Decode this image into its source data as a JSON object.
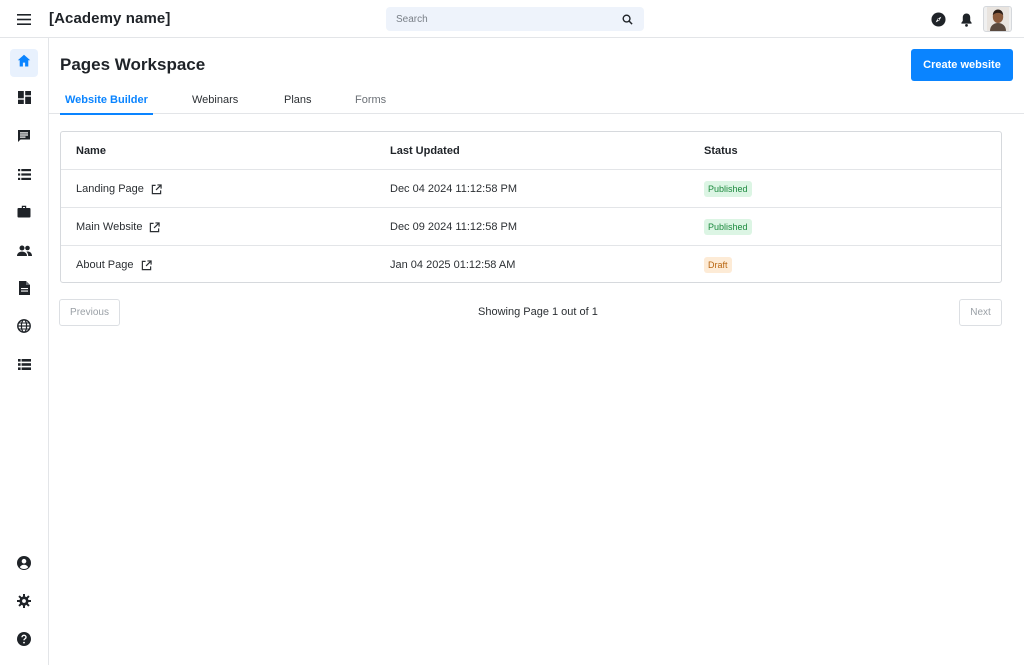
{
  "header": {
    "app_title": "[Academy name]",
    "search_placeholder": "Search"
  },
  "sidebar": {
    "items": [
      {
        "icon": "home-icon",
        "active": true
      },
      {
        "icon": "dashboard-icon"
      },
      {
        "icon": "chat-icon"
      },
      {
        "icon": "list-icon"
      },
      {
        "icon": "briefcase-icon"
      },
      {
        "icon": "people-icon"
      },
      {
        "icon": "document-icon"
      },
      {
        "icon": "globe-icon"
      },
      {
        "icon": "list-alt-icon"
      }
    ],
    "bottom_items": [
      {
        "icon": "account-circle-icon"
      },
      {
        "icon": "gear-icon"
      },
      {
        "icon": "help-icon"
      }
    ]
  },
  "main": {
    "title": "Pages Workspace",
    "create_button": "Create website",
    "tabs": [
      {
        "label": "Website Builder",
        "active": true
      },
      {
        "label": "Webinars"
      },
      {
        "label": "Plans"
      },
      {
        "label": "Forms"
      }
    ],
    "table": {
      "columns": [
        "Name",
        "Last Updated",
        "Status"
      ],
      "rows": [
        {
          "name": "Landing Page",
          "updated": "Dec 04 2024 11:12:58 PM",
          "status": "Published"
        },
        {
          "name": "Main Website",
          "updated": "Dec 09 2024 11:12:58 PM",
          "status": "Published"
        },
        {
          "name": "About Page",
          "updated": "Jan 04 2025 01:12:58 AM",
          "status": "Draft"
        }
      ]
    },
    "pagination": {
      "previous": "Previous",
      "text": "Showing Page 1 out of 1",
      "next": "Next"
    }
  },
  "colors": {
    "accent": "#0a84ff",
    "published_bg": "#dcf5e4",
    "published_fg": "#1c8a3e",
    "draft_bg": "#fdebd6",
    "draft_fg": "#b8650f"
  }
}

========

### Short problem:
Reproduce the material in its entirety and word for word, without the pictures.

### Result of this exercise:
Decode this image into its source data as a JSON object.
{
  "header": {
    "app_title": "[Academy name]",
    "search_placeholder": "Search"
  },
  "sidebar": {
    "items": [
      {
        "icon": "home-icon",
        "active": true
      },
      {
        "icon": "dashboard-icon"
      },
      {
        "icon": "chat-icon"
      },
      {
        "icon": "list-icon"
      },
      {
        "icon": "briefcase-icon"
      },
      {
        "icon": "people-icon"
      },
      {
        "icon": "document-icon"
      },
      {
        "icon": "globe-icon"
      },
      {
        "icon": "list-alt-icon"
      }
    ],
    "bottom_items": [
      {
        "icon": "account-circle-icon"
      },
      {
        "icon": "gear-icon"
      },
      {
        "icon": "help-icon"
      }
    ]
  },
  "main": {
    "title": "Pages Workspace",
    "create_button": "Create website",
    "tabs": [
      {
        "label": "Website Builder",
        "active": true
      },
      {
        "label": "Webinars"
      },
      {
        "label": "Plans"
      },
      {
        "label": "Forms"
      }
    ],
    "table": {
      "columns": [
        "Name",
        "Last Updated",
        "Status"
      ],
      "rows": [
        {
          "name": "Landing Page",
          "updated": "Dec 04 2024 11:12:58 PM",
          "status": "Published"
        },
        {
          "name": "Main Website",
          "updated": "Dec 09 2024 11:12:58 PM",
          "status": "Published"
        },
        {
          "name": "About Page",
          "updated": "Jan 04 2025 01:12:58 AM",
          "status": "Draft"
        }
      ]
    },
    "pagination": {
      "previous": "Previous",
      "text": "Showing Page 1 out of 1",
      "next": "Next"
    }
  },
  "colors": {
    "accent": "#0a84ff",
    "published_bg": "#dcf5e4",
    "published_fg": "#1c8a3e",
    "draft_bg": "#fdebd6",
    "draft_fg": "#b8650f"
  }
}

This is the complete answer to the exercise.